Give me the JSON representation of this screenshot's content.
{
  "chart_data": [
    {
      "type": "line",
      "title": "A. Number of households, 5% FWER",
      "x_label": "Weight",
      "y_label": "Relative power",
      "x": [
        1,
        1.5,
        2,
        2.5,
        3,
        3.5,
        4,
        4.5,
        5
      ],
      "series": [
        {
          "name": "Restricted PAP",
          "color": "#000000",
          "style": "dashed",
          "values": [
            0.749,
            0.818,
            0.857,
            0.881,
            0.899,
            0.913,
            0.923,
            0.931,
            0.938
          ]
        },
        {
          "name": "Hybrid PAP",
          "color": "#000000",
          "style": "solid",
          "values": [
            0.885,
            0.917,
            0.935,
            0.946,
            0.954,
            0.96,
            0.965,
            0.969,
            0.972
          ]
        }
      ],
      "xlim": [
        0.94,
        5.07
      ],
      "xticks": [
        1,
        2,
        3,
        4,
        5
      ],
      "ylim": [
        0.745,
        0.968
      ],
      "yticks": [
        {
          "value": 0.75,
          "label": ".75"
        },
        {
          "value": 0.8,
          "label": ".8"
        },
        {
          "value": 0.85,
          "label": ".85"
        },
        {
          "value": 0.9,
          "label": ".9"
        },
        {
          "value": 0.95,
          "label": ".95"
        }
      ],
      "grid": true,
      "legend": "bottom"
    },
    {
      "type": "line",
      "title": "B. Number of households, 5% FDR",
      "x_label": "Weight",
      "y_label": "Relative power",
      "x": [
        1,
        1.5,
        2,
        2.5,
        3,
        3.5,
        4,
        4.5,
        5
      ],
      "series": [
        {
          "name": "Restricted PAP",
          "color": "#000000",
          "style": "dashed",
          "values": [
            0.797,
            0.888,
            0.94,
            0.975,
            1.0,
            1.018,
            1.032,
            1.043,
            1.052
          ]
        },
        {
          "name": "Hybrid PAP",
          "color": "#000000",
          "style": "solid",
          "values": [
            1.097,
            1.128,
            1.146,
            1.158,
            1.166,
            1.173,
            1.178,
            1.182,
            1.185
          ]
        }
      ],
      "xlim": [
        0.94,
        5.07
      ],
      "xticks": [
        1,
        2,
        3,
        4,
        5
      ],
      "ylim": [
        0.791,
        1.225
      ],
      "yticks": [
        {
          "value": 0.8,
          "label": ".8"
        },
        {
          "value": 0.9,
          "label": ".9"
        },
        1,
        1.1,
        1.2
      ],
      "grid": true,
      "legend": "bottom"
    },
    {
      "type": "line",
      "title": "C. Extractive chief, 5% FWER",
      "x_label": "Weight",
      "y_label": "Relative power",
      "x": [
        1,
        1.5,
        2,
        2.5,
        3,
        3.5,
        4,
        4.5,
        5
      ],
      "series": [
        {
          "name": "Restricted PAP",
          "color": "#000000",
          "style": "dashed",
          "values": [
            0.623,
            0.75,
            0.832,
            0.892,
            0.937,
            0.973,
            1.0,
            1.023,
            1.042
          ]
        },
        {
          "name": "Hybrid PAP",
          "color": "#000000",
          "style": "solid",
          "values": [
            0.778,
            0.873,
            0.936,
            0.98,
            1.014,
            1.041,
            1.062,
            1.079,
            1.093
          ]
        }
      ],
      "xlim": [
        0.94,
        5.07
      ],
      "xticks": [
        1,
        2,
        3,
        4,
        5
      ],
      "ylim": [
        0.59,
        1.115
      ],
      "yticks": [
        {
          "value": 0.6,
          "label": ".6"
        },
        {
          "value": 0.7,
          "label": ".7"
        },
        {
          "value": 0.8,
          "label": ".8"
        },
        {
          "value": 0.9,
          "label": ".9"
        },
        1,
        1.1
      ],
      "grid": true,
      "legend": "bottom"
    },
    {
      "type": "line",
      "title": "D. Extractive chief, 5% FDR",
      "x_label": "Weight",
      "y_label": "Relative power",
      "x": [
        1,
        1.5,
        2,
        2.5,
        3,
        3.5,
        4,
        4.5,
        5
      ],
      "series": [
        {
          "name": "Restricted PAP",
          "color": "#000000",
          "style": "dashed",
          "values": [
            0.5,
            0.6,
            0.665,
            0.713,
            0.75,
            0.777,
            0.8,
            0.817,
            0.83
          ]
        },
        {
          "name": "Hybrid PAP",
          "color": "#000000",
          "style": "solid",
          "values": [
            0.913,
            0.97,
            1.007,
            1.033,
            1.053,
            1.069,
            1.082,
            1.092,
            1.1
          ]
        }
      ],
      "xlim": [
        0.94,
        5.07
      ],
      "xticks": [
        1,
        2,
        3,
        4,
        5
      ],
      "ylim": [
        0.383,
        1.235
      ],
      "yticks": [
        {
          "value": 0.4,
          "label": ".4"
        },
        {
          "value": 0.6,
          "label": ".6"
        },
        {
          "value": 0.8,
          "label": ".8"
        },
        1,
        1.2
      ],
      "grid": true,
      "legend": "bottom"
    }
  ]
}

-------------------------

> **Task to complete**
Set all of the records down again, exactly as they stand.

> **Expected answer**
Give me the JSON representation of this screenshot's content.
{
  "chart_data": [
    {
      "type": "line",
      "title": "A. Number of households, 5% FWER",
      "x_label": "Weight",
      "y_label": "Relative power",
      "x": [
        1,
        1.5,
        2,
        2.5,
        3,
        3.5,
        4,
        4.5,
        5
      ],
      "series": [
        {
          "name": "Restricted PAP",
          "color": "#000000",
          "style": "dashed",
          "values": [
            0.749,
            0.818,
            0.857,
            0.881,
            0.899,
            0.913,
            0.923,
            0.931,
            0.938
          ]
        },
        {
          "name": "Hybrid PAP",
          "color": "#000000",
          "style": "solid",
          "values": [
            0.885,
            0.917,
            0.935,
            0.946,
            0.954,
            0.96,
            0.965,
            0.969,
            0.972
          ]
        }
      ],
      "xlim": [
        0.94,
        5.07
      ],
      "xticks": [
        1,
        2,
        3,
        4,
        5
      ],
      "ylim": [
        0.745,
        0.968
      ],
      "yticks": [
        {
          "value": 0.75,
          "label": ".75"
        },
        {
          "value": 0.8,
          "label": ".8"
        },
        {
          "value": 0.85,
          "label": ".85"
        },
        {
          "value": 0.9,
          "label": ".9"
        },
        {
          "value": 0.95,
          "label": ".95"
        }
      ],
      "grid": true,
      "legend": "bottom"
    },
    {
      "type": "line",
      "title": "B. Number of households, 5% FDR",
      "x_label": "Weight",
      "y_label": "Relative power",
      "x": [
        1,
        1.5,
        2,
        2.5,
        3,
        3.5,
        4,
        4.5,
        5
      ],
      "series": [
        {
          "name": "Restricted PAP",
          "color": "#000000",
          "style": "dashed",
          "values": [
            0.797,
            0.888,
            0.94,
            0.975,
            1.0,
            1.018,
            1.032,
            1.043,
            1.052
          ]
        },
        {
          "name": "Hybrid PAP",
          "color": "#000000",
          "style": "solid",
          "values": [
            1.097,
            1.128,
            1.146,
            1.158,
            1.166,
            1.173,
            1.178,
            1.182,
            1.185
          ]
        }
      ],
      "xlim": [
        0.94,
        5.07
      ],
      "xticks": [
        1,
        2,
        3,
        4,
        5
      ],
      "ylim": [
        0.791,
        1.225
      ],
      "yticks": [
        {
          "value": 0.8,
          "label": ".8"
        },
        {
          "value": 0.9,
          "label": ".9"
        },
        1,
        1.1,
        1.2
      ],
      "grid": true,
      "legend": "bottom"
    },
    {
      "type": "line",
      "title": "C. Extractive chief, 5% FWER",
      "x_label": "Weight",
      "y_label": "Relative power",
      "x": [
        1,
        1.5,
        2,
        2.5,
        3,
        3.5,
        4,
        4.5,
        5
      ],
      "series": [
        {
          "name": "Restricted PAP",
          "color": "#000000",
          "style": "dashed",
          "values": [
            0.623,
            0.75,
            0.832,
            0.892,
            0.937,
            0.973,
            1.0,
            1.023,
            1.042
          ]
        },
        {
          "name": "Hybrid PAP",
          "color": "#000000",
          "style": "solid",
          "values": [
            0.778,
            0.873,
            0.936,
            0.98,
            1.014,
            1.041,
            1.062,
            1.079,
            1.093
          ]
        }
      ],
      "xlim": [
        0.94,
        5.07
      ],
      "xticks": [
        1,
        2,
        3,
        4,
        5
      ],
      "ylim": [
        0.59,
        1.115
      ],
      "yticks": [
        {
          "value": 0.6,
          "label": ".6"
        },
        {
          "value": 0.7,
          "label": ".7"
        },
        {
          "value": 0.8,
          "label": ".8"
        },
        {
          "value": 0.9,
          "label": ".9"
        },
        1,
        1.1
      ],
      "grid": true,
      "legend": "bottom"
    },
    {
      "type": "line",
      "title": "D. Extractive chief, 5% FDR",
      "x_label": "Weight",
      "y_label": "Relative power",
      "x": [
        1,
        1.5,
        2,
        2.5,
        3,
        3.5,
        4,
        4.5,
        5
      ],
      "series": [
        {
          "name": "Restricted PAP",
          "color": "#000000",
          "style": "dashed",
          "values": [
            0.5,
            0.6,
            0.665,
            0.713,
            0.75,
            0.777,
            0.8,
            0.817,
            0.83
          ]
        },
        {
          "name": "Hybrid PAP",
          "color": "#000000",
          "style": "solid",
          "values": [
            0.913,
            0.97,
            1.007,
            1.033,
            1.053,
            1.069,
            1.082,
            1.092,
            1.1
          ]
        }
      ],
      "xlim": [
        0.94,
        5.07
      ],
      "xticks": [
        1,
        2,
        3,
        4,
        5
      ],
      "ylim": [
        0.383,
        1.235
      ],
      "yticks": [
        {
          "value": 0.4,
          "label": ".4"
        },
        {
          "value": 0.6,
          "label": ".6"
        },
        {
          "value": 0.8,
          "label": ".8"
        },
        1,
        1.2
      ],
      "grid": true,
      "legend": "bottom"
    }
  ]
}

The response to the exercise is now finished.